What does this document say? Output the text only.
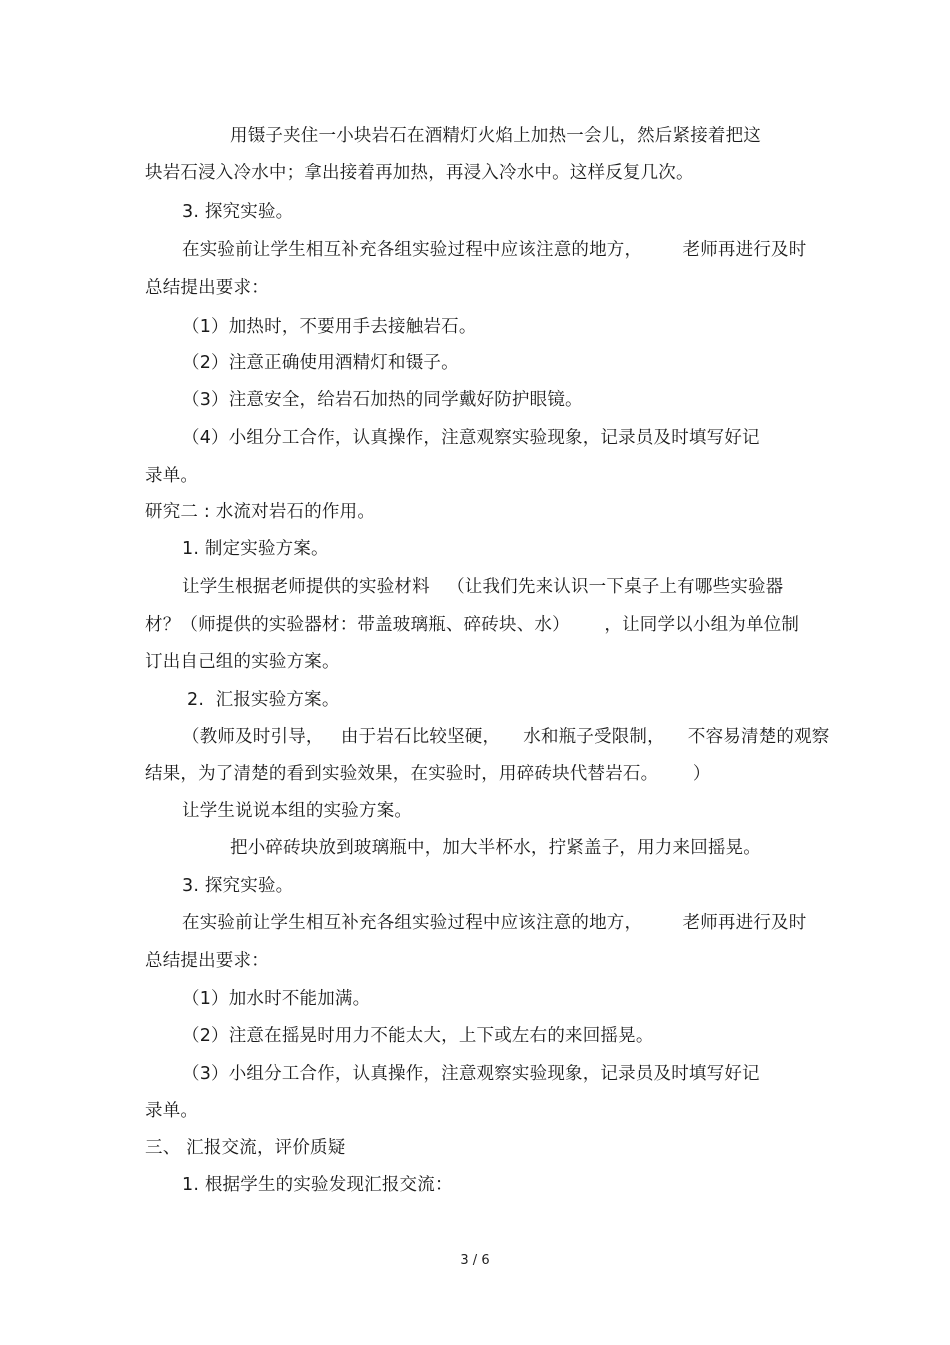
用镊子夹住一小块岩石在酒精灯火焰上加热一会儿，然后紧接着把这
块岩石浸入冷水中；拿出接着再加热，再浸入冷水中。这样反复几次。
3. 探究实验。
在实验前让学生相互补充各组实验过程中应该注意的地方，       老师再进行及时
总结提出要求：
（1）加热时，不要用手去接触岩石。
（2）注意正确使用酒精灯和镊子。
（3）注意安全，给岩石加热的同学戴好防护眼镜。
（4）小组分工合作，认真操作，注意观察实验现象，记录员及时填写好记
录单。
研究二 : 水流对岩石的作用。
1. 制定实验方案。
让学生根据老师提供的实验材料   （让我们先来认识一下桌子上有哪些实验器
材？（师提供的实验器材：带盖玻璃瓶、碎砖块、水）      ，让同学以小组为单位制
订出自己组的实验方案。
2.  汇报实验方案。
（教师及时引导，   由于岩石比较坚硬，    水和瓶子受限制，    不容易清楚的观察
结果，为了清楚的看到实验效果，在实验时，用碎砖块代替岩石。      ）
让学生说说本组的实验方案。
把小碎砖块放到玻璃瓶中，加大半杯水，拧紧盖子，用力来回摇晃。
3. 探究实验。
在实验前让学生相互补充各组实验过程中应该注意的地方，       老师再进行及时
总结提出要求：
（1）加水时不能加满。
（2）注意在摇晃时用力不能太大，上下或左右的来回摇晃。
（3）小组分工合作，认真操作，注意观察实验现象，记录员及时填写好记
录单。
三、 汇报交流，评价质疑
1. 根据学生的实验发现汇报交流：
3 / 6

Directive
Determine how many lines of the data contain "注意观察实验现象" and give nothing but that number.

Result of the task
2